[Dataset excerpt]
▬▬▬

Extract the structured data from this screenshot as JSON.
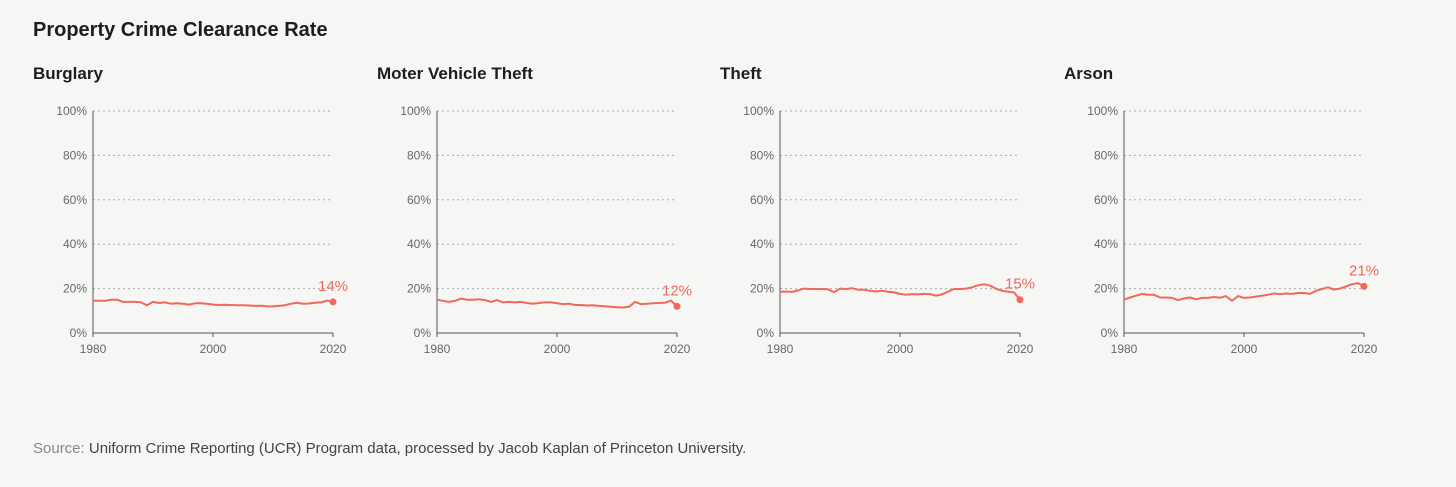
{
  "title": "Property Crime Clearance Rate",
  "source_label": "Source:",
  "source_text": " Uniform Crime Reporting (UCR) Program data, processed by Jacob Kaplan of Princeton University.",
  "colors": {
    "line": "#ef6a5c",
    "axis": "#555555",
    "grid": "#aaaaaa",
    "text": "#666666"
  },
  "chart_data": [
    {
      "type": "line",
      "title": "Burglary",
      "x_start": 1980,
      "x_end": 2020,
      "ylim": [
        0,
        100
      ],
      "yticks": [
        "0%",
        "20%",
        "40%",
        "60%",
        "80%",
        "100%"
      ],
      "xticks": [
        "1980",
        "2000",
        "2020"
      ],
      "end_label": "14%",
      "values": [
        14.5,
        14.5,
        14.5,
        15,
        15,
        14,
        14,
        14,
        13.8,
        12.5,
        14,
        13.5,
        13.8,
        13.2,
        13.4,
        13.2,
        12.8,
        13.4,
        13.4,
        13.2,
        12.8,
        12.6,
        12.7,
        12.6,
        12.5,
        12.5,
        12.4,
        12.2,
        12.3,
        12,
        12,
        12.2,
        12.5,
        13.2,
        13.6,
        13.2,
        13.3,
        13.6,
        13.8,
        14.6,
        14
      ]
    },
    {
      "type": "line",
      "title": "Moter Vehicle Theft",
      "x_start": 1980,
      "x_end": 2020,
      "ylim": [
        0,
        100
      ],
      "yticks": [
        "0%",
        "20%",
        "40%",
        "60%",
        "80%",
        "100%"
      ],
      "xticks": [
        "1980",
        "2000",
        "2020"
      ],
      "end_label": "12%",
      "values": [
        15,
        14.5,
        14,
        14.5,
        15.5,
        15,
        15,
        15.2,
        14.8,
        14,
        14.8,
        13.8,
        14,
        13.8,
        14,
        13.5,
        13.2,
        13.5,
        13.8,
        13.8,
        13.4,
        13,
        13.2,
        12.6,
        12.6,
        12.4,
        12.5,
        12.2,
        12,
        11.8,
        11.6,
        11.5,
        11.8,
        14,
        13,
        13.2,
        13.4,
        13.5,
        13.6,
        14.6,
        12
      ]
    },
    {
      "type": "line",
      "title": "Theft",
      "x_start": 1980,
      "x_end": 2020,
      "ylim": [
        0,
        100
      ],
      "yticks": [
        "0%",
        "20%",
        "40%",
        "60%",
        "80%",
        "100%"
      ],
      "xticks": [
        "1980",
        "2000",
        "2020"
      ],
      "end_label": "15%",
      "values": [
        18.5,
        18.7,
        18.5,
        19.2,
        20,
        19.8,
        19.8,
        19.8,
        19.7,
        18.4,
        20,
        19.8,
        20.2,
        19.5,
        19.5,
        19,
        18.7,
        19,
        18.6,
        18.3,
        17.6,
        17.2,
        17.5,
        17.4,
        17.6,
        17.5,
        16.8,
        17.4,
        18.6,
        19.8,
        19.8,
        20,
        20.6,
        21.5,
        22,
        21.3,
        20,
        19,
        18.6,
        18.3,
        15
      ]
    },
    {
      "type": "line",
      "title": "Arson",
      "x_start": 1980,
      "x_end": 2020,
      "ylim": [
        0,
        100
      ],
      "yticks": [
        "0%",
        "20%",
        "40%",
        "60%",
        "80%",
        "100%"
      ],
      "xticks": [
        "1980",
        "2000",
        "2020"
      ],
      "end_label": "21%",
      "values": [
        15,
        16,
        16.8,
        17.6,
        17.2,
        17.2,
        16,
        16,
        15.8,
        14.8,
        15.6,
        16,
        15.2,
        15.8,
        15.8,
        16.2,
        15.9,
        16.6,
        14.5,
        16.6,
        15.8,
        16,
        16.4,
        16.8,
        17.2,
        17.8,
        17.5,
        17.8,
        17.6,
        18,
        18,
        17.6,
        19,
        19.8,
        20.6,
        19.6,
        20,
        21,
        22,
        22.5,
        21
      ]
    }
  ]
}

▬▬▬

> _THE TASK_:
Write the listing above out again exactly, dropping each image.

> _EXERCISE OUTPUT_:
Extract the structured data from this screenshot as JSON.
{
  "title": "Property Crime Clearance Rate",
  "source_label": "Source:",
  "source_text": " Uniform Crime Reporting (UCR) Program data, processed by Jacob Kaplan of Princeton University.",
  "colors": {
    "line": "#ef6a5c",
    "axis": "#555555",
    "grid": "#aaaaaa",
    "text": "#666666"
  },
  "chart_data": [
    {
      "type": "line",
      "title": "Burglary",
      "x_start": 1980,
      "x_end": 2020,
      "ylim": [
        0,
        100
      ],
      "yticks": [
        "0%",
        "20%",
        "40%",
        "60%",
        "80%",
        "100%"
      ],
      "xticks": [
        "1980",
        "2000",
        "2020"
      ],
      "end_label": "14%",
      "values": [
        14.5,
        14.5,
        14.5,
        15,
        15,
        14,
        14,
        14,
        13.8,
        12.5,
        14,
        13.5,
        13.8,
        13.2,
        13.4,
        13.2,
        12.8,
        13.4,
        13.4,
        13.2,
        12.8,
        12.6,
        12.7,
        12.6,
        12.5,
        12.5,
        12.4,
        12.2,
        12.3,
        12,
        12,
        12.2,
        12.5,
        13.2,
        13.6,
        13.2,
        13.3,
        13.6,
        13.8,
        14.6,
        14
      ]
    },
    {
      "type": "line",
      "title": "Moter Vehicle Theft",
      "x_start": 1980,
      "x_end": 2020,
      "ylim": [
        0,
        100
      ],
      "yticks": [
        "0%",
        "20%",
        "40%",
        "60%",
        "80%",
        "100%"
      ],
      "xticks": [
        "1980",
        "2000",
        "2020"
      ],
      "end_label": "12%",
      "values": [
        15,
        14.5,
        14,
        14.5,
        15.5,
        15,
        15,
        15.2,
        14.8,
        14,
        14.8,
        13.8,
        14,
        13.8,
        14,
        13.5,
        13.2,
        13.5,
        13.8,
        13.8,
        13.4,
        13,
        13.2,
        12.6,
        12.6,
        12.4,
        12.5,
        12.2,
        12,
        11.8,
        11.6,
        11.5,
        11.8,
        14,
        13,
        13.2,
        13.4,
        13.5,
        13.6,
        14.6,
        12
      ]
    },
    {
      "type": "line",
      "title": "Theft",
      "x_start": 1980,
      "x_end": 2020,
      "ylim": [
        0,
        100
      ],
      "yticks": [
        "0%",
        "20%",
        "40%",
        "60%",
        "80%",
        "100%"
      ],
      "xticks": [
        "1980",
        "2000",
        "2020"
      ],
      "end_label": "15%",
      "values": [
        18.5,
        18.7,
        18.5,
        19.2,
        20,
        19.8,
        19.8,
        19.8,
        19.7,
        18.4,
        20,
        19.8,
        20.2,
        19.5,
        19.5,
        19,
        18.7,
        19,
        18.6,
        18.3,
        17.6,
        17.2,
        17.5,
        17.4,
        17.6,
        17.5,
        16.8,
        17.4,
        18.6,
        19.8,
        19.8,
        20,
        20.6,
        21.5,
        22,
        21.3,
        20,
        19,
        18.6,
        18.3,
        15
      ]
    },
    {
      "type": "line",
      "title": "Arson",
      "x_start": 1980,
      "x_end": 2020,
      "ylim": [
        0,
        100
      ],
      "yticks": [
        "0%",
        "20%",
        "40%",
        "60%",
        "80%",
        "100%"
      ],
      "xticks": [
        "1980",
        "2000",
        "2020"
      ],
      "end_label": "21%",
      "values": [
        15,
        16,
        16.8,
        17.6,
        17.2,
        17.2,
        16,
        16,
        15.8,
        14.8,
        15.6,
        16,
        15.2,
        15.8,
        15.8,
        16.2,
        15.9,
        16.6,
        14.5,
        16.6,
        15.8,
        16,
        16.4,
        16.8,
        17.2,
        17.8,
        17.5,
        17.8,
        17.6,
        18,
        18,
        17.6,
        19,
        19.8,
        20.6,
        19.6,
        20,
        21,
        22,
        22.5,
        21
      ]
    }
  ]
}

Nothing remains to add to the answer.